● Material for this exercise:
*-*-*

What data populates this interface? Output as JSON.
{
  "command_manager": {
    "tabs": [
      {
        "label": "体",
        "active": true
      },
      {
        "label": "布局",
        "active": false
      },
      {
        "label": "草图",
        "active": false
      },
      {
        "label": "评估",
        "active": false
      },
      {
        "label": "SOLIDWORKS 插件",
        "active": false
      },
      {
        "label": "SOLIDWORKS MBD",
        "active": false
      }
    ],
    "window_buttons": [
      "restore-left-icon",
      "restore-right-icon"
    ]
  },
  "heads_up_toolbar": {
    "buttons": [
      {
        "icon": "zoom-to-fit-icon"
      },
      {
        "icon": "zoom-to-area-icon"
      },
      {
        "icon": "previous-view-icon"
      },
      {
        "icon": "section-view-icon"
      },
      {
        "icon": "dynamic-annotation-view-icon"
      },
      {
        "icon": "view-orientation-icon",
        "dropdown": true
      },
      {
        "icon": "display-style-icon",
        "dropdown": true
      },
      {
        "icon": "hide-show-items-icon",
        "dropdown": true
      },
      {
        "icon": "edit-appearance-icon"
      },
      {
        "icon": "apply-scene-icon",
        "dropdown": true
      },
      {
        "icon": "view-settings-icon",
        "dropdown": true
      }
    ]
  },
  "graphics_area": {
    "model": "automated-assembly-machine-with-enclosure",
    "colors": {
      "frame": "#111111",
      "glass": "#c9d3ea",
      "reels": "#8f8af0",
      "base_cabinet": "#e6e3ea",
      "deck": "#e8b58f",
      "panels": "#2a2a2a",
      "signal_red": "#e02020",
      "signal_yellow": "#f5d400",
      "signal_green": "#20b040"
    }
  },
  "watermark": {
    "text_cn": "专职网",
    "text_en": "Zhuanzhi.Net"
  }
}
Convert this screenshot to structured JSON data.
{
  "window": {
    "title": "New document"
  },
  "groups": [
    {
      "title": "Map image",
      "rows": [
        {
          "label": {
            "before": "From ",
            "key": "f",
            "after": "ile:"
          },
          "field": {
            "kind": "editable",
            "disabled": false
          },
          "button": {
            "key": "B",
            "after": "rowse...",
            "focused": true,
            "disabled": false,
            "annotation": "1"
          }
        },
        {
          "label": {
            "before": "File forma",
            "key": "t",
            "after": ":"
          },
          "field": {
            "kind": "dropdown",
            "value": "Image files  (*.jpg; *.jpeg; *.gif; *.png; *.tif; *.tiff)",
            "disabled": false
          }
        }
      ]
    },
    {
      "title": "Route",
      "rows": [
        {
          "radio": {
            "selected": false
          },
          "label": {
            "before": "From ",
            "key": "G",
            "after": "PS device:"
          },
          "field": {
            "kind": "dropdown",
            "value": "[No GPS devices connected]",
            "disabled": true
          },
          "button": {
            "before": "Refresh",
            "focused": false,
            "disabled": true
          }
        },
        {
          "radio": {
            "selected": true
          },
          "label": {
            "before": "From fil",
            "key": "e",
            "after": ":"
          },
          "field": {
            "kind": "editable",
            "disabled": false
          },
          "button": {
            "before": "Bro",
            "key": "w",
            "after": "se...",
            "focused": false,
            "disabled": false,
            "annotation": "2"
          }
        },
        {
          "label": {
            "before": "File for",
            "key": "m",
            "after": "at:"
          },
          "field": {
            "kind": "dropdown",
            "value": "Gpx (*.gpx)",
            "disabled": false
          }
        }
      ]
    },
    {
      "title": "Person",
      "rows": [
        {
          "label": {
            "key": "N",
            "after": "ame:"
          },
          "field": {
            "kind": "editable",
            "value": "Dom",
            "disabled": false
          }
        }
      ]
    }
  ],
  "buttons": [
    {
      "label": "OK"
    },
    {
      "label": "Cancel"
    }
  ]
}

*-*-*

● Exercise aim: Return the whole listing exactly, with every line included.

● Worked answer:
What data populates this interface? Output as JSON.
{
  "command_manager": {
    "tabs": [
      {
        "label": "体",
        "active": true
      },
      {
        "label": "布局",
        "active": false
      },
      {
        "label": "草图",
        "active": false
      },
      {
        "label": "评估",
        "active": false
      },
      {
        "label": "SOLIDWORKS 插件",
        "active": false
      },
      {
        "label": "SOLIDWORKS MBD",
        "active": false
      }
    ],
    "window_buttons": [
      "restore-left-icon",
      "restore-right-icon"
    ]
  },
  "heads_up_toolbar": {
    "buttons": [
      {
        "icon": "zoom-to-fit-icon"
      },
      {
        "icon": "zoom-to-area-icon"
      },
      {
        "icon": "previous-view-icon"
      },
      {
        "icon": "section-view-icon"
      },
      {
        "icon": "dynamic-annotation-view-icon"
      },
      {
        "icon": "view-orientation-icon",
        "dropdown": true
      },
      {
        "icon": "display-style-icon",
        "dropdown": true
      },
      {
        "icon": "hide-show-items-icon",
        "dropdown": true
      },
      {
        "icon": "edit-appearance-icon"
      },
      {
        "icon": "apply-scene-icon",
        "dropdown": true
      },
      {
        "icon": "view-settings-icon",
        "dropdown": true
      }
    ]
  },
  "graphics_area": {
    "model": "automated-assembly-machine-with-enclosure",
    "colors": {
      "frame": "#111111",
      "glass": "#c9d3ea",
      "reels": "#8f8af0",
      "base_cabinet": "#e6e3ea",
      "deck": "#e8b58f",
      "panels": "#2a2a2a",
      "signal_red": "#e02020",
      "signal_yellow": "#f5d400",
      "signal_green": "#20b040"
    }
  },
  "watermark": {
    "text_cn": "专职网",
    "text_en": "Zhuanzhi.Net"
  }
}
Convert this screenshot to structured JSON data.
{
  "window": {
    "title": "New document"
  },
  "groups": [
    {
      "title": "Map image",
      "rows": [
        {
          "label": {
            "before": "From ",
            "key": "f",
            "after": "ile:"
          },
          "field": {
            "kind": "editable",
            "disabled": false
          },
          "button": {
            "key": "B",
            "after": "rowse...",
            "focused": true,
            "disabled": false,
            "annotation": "1"
          }
        },
        {
          "label": {
            "before": "File forma",
            "key": "t",
            "after": ":"
          },
          "field": {
            "kind": "dropdown",
            "value": "Image files  (*.jpg; *.jpeg; *.gif; *.png; *.tif; *.tiff)",
            "disabled": false
          }
        }
      ]
    },
    {
      "title": "Route",
      "rows": [
        {
          "radio": {
            "selected": false
          },
          "label": {
            "before": "From ",
            "key": "G",
            "after": "PS device:"
          },
          "field": {
            "kind": "dropdown",
            "value": "[No GPS devices connected]",
            "disabled": true
          },
          "button": {
            "before": "Refresh",
            "focused": false,
            "disabled": true
          }
        },
        {
          "radio": {
            "selected": true
          },
          "label": {
            "before": "From fil",
            "key": "e",
            "after": ":"
          },
          "field": {
            "kind": "editable",
            "disabled": false
          },
          "button": {
            "before": "Bro",
            "key": "w",
            "after": "se...",
            "focused": false,
            "disabled": false,
            "annotation": "2"
          }
        },
        {
          "label": {
            "before": "File for",
            "key": "m",
            "after": "at:"
          },
          "field": {
            "kind": "dropdown",
            "value": "Gpx (*.gpx)",
            "disabled": false
          }
        }
      ]
    },
    {
      "title": "Person",
      "rows": [
        {
          "label": {
            "key": "N",
            "after": "ame:"
          },
          "field": {
            "kind": "editable",
            "value": "Dom",
            "disabled": false
          }
        }
      ]
    }
  ],
  "buttons": [
    {
      "label": "OK"
    },
    {
      "label": "Cancel"
    }
  ]
}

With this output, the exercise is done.